### Required task
Gather the lines below that include the string "text", copying each in full.

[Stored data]
— START —
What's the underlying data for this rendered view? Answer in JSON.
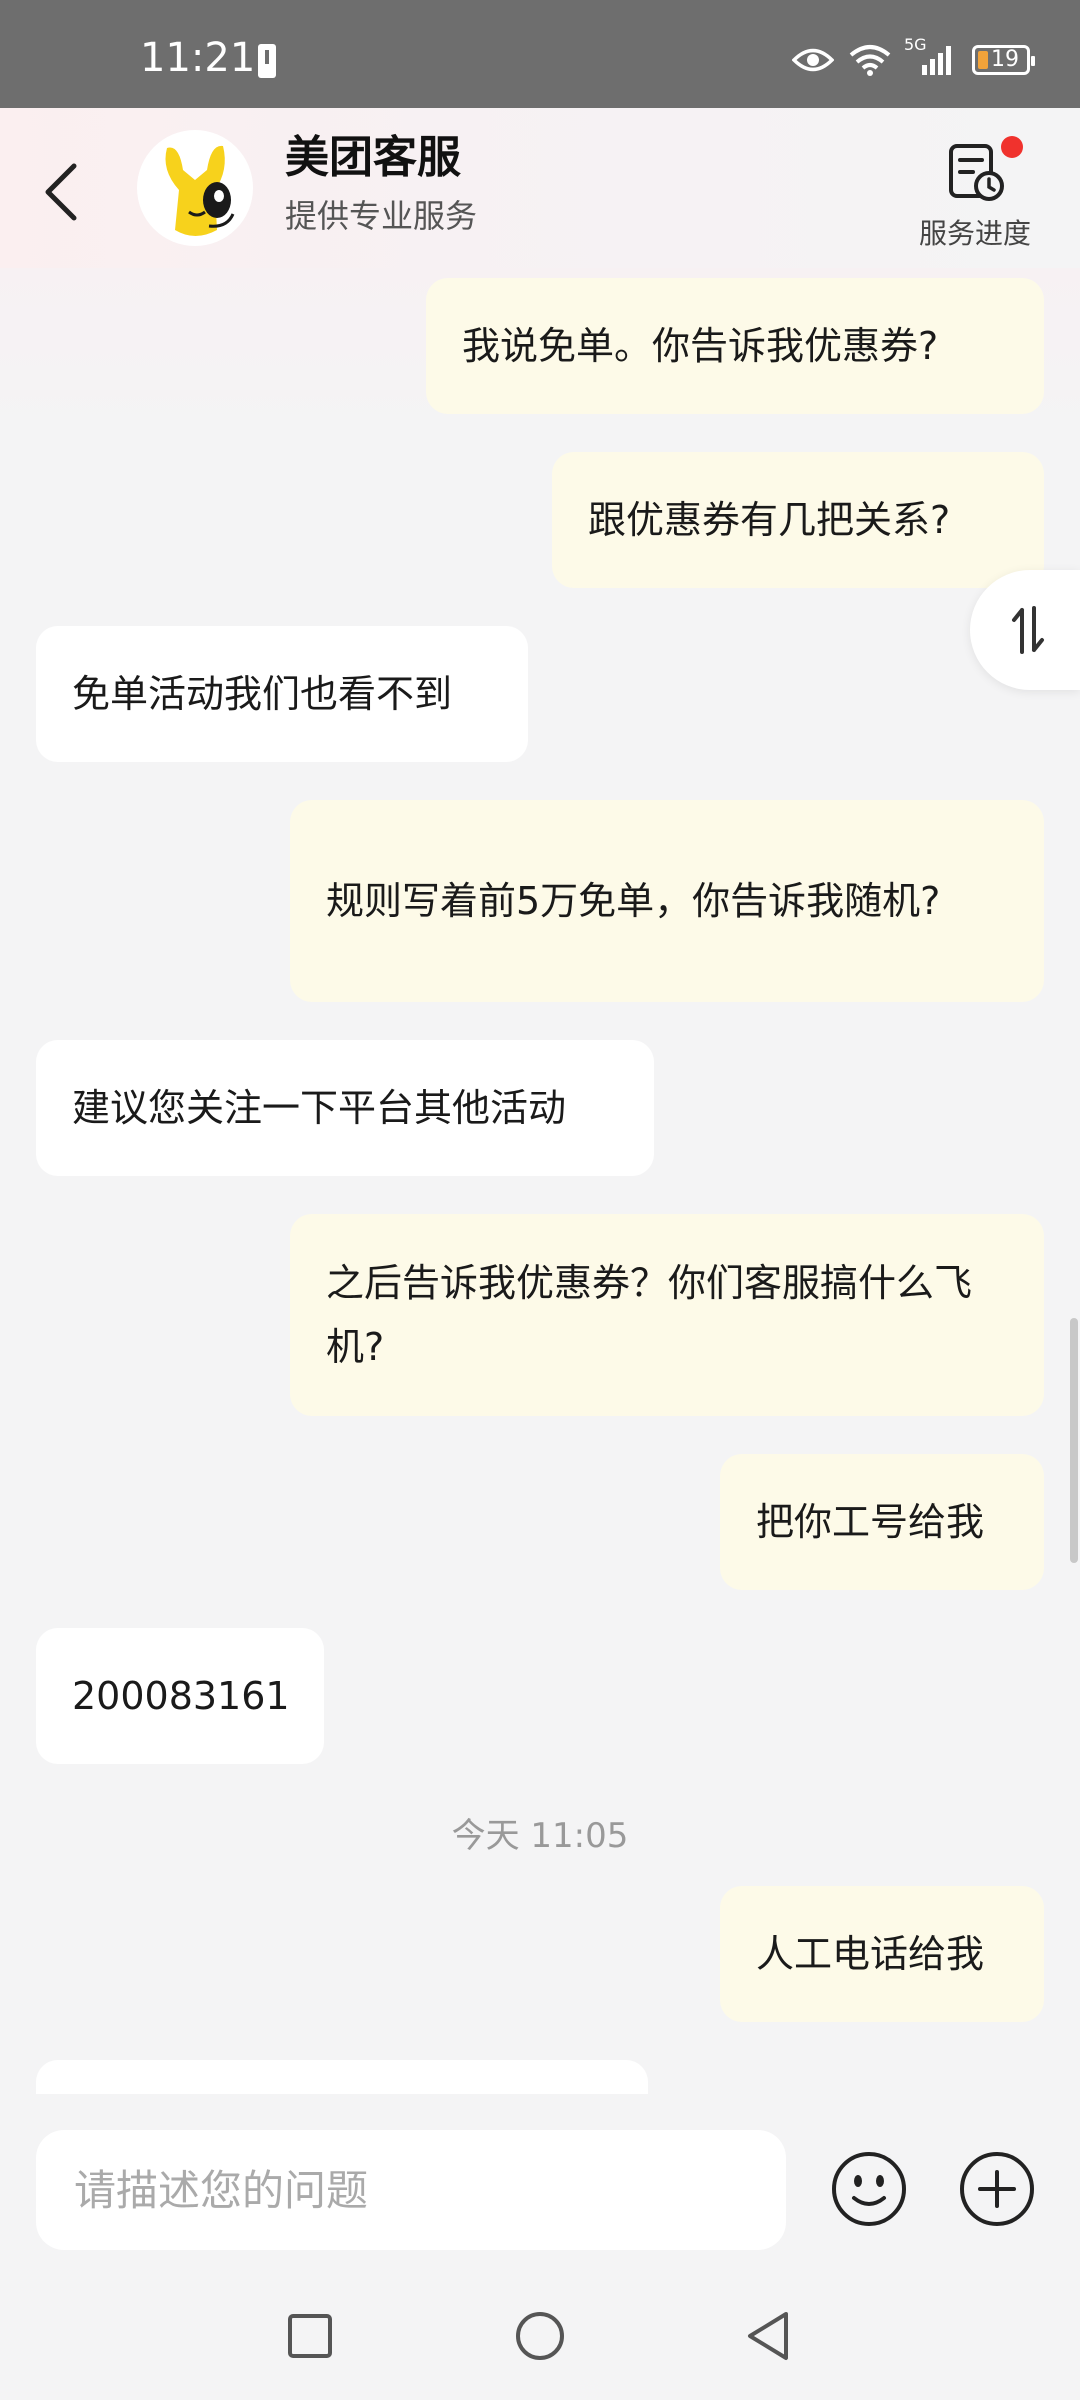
{
  "status_bar": {
    "time": "11:21",
    "battery": "19",
    "network": "5G"
  },
  "header": {
    "title": "美团客服",
    "subtitle": "提供专业服务",
    "progress_label": "服务进度"
  },
  "messages": [
    {
      "from": "me",
      "text": "我说免单。你告诉我优惠券?"
    },
    {
      "from": "me",
      "text": "跟优惠券有几把关系?"
    },
    {
      "from": "them",
      "text": "免单活动我们也看不到"
    },
    {
      "from": "me",
      "text": "规则写着前5万免单，你告诉我随机?"
    },
    {
      "from": "them",
      "text": "建议您关注一下平台其他活动"
    },
    {
      "from": "me",
      "text": "之后告诉我优惠券？你们客服搞什么飞机?"
    },
    {
      "from": "me",
      "text": "把你工号给我"
    },
    {
      "from": "them",
      "text": "200083161"
    },
    {
      "from": "me",
      "text": "人工电话给我"
    }
  ],
  "timestamp": "今天 11:05",
  "input": {
    "placeholder": "请描述您的问题"
  },
  "colors": {
    "my_bubble": "#fdfae8",
    "their_bubble": "#ffffff",
    "badge": "#f0322d",
    "avatar_yellow": "#f7d21c"
  },
  "icons": {
    "back": "chevron-left-icon",
    "progress": "document-clock-icon",
    "float": "swap-vertical-icon",
    "emoji": "smiley-icon",
    "plus": "plus-circle-icon"
  }
}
— END —
### Response to this task
      "text": "我说免单。你告诉我优惠券?"
      "text": "跟优惠券有几把关系?"
      "text": "免单活动我们也看不到"
      "text": "规则写着前5万免单，你告诉我随机?"
      "text": "建议您关注一下平台其他活动"
      "text": "之后告诉我优惠券？你们客服搞什么飞机?"
      "text": "把你工号给我"
      "text": "200083161"
      "text": "人工电话给我"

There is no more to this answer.